_THE EXERCISE:_
Reproduce all of the material word for word.

※ ※ ※

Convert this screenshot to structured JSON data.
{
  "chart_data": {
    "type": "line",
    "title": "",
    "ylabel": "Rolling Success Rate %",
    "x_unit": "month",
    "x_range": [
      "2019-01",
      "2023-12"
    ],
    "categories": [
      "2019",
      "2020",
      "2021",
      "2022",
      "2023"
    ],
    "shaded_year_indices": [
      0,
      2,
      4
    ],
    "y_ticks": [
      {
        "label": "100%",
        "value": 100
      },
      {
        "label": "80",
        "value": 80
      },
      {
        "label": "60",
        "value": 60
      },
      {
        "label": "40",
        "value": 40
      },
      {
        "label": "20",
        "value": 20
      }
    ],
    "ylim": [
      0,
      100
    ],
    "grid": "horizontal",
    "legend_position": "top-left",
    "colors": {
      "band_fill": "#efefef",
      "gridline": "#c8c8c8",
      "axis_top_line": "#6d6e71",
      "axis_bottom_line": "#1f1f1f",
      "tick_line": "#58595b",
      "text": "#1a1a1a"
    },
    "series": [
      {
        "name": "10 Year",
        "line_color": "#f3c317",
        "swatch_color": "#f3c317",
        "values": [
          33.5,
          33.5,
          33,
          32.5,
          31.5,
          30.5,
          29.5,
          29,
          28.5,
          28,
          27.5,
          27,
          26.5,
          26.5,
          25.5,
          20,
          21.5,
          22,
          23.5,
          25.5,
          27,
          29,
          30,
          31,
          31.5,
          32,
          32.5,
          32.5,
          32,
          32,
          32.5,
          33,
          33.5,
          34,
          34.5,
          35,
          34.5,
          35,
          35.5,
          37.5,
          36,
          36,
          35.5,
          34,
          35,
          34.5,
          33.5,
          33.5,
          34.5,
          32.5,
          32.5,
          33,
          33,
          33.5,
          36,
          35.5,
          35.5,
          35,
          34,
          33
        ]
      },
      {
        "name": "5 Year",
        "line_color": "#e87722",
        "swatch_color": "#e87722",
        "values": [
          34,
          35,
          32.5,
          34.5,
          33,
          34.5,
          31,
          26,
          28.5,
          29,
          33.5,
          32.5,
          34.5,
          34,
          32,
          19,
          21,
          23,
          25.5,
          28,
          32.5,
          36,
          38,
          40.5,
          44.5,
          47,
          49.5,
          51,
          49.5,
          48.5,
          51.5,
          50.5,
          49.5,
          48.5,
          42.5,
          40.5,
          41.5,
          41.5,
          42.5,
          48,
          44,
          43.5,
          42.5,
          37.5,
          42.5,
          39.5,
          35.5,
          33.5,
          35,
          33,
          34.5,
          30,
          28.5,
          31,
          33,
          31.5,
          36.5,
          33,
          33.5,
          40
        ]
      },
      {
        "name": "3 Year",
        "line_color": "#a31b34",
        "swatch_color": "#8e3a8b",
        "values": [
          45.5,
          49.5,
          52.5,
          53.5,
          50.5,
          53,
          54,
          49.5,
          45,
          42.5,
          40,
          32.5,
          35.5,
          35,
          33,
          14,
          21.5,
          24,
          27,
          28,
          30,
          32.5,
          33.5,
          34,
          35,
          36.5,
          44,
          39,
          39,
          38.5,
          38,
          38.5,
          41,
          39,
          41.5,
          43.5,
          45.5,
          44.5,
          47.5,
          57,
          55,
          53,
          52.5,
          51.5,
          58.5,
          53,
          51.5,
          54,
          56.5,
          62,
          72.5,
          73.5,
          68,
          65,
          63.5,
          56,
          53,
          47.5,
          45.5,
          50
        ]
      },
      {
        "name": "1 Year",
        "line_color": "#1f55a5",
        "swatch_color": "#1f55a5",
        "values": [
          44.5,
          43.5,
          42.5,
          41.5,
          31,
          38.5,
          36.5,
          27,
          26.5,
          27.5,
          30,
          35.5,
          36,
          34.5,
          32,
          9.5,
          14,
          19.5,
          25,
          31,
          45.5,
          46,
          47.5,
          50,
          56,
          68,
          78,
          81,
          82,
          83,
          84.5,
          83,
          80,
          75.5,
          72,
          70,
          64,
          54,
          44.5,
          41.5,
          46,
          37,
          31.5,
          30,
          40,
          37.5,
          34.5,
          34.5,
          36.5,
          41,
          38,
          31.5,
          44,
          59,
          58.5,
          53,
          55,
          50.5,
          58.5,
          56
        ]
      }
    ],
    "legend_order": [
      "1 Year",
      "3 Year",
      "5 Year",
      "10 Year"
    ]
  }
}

※ ※ ※

_FINISHED ANSWER:_
Convert this screenshot to structured JSON data.
{
  "chart_data": {
    "type": "line",
    "title": "",
    "ylabel": "Rolling Success Rate %",
    "x_unit": "month",
    "x_range": [
      "2019-01",
      "2023-12"
    ],
    "categories": [
      "2019",
      "2020",
      "2021",
      "2022",
      "2023"
    ],
    "shaded_year_indices": [
      0,
      2,
      4
    ],
    "y_ticks": [
      {
        "label": "100%",
        "value": 100
      },
      {
        "label": "80",
        "value": 80
      },
      {
        "label": "60",
        "value": 60
      },
      {
        "label": "40",
        "value": 40
      },
      {
        "label": "20",
        "value": 20
      }
    ],
    "ylim": [
      0,
      100
    ],
    "grid": "horizontal",
    "legend_position": "top-left",
    "colors": {
      "band_fill": "#efefef",
      "gridline": "#c8c8c8",
      "axis_top_line": "#6d6e71",
      "axis_bottom_line": "#1f1f1f",
      "tick_line": "#58595b",
      "text": "#1a1a1a"
    },
    "series": [
      {
        "name": "10 Year",
        "line_color": "#f3c317",
        "swatch_color": "#f3c317",
        "values": [
          33.5,
          33.5,
          33,
          32.5,
          31.5,
          30.5,
          29.5,
          29,
          28.5,
          28,
          27.5,
          27,
          26.5,
          26.5,
          25.5,
          20,
          21.5,
          22,
          23.5,
          25.5,
          27,
          29,
          30,
          31,
          31.5,
          32,
          32.5,
          32.5,
          32,
          32,
          32.5,
          33,
          33.5,
          34,
          34.5,
          35,
          34.5,
          35,
          35.5,
          37.5,
          36,
          36,
          35.5,
          34,
          35,
          34.5,
          33.5,
          33.5,
          34.5,
          32.5,
          32.5,
          33,
          33,
          33.5,
          36,
          35.5,
          35.5,
          35,
          34,
          33
        ]
      },
      {
        "name": "5 Year",
        "line_color": "#e87722",
        "swatch_color": "#e87722",
        "values": [
          34,
          35,
          32.5,
          34.5,
          33,
          34.5,
          31,
          26,
          28.5,
          29,
          33.5,
          32.5,
          34.5,
          34,
          32,
          19,
          21,
          23,
          25.5,
          28,
          32.5,
          36,
          38,
          40.5,
          44.5,
          47,
          49.5,
          51,
          49.5,
          48.5,
          51.5,
          50.5,
          49.5,
          48.5,
          42.5,
          40.5,
          41.5,
          41.5,
          42.5,
          48,
          44,
          43.5,
          42.5,
          37.5,
          42.5,
          39.5,
          35.5,
          33.5,
          35,
          33,
          34.5,
          30,
          28.5,
          31,
          33,
          31.5,
          36.5,
          33,
          33.5,
          40
        ]
      },
      {
        "name": "3 Year",
        "line_color": "#a31b34",
        "swatch_color": "#8e3a8b",
        "values": [
          45.5,
          49.5,
          52.5,
          53.5,
          50.5,
          53,
          54,
          49.5,
          45,
          42.5,
          40,
          32.5,
          35.5,
          35,
          33,
          14,
          21.5,
          24,
          27,
          28,
          30,
          32.5,
          33.5,
          34,
          35,
          36.5,
          44,
          39,
          39,
          38.5,
          38,
          38.5,
          41,
          39,
          41.5,
          43.5,
          45.5,
          44.5,
          47.5,
          57,
          55,
          53,
          52.5,
          51.5,
          58.5,
          53,
          51.5,
          54,
          56.5,
          62,
          72.5,
          73.5,
          68,
          65,
          63.5,
          56,
          53,
          47.5,
          45.5,
          50
        ]
      },
      {
        "name": "1 Year",
        "line_color": "#1f55a5",
        "swatch_color": "#1f55a5",
        "values": [
          44.5,
          43.5,
          42.5,
          41.5,
          31,
          38.5,
          36.5,
          27,
          26.5,
          27.5,
          30,
          35.5,
          36,
          34.5,
          32,
          9.5,
          14,
          19.5,
          25,
          31,
          45.5,
          46,
          47.5,
          50,
          56,
          68,
          78,
          81,
          82,
          83,
          84.5,
          83,
          80,
          75.5,
          72,
          70,
          64,
          54,
          44.5,
          41.5,
          46,
          37,
          31.5,
          30,
          40,
          37.5,
          34.5,
          34.5,
          36.5,
          41,
          38,
          31.5,
          44,
          59,
          58.5,
          53,
          55,
          50.5,
          58.5,
          56
        ]
      }
    ],
    "legend_order": [
      "1 Year",
      "3 Year",
      "5 Year",
      "10 Year"
    ]
  }
}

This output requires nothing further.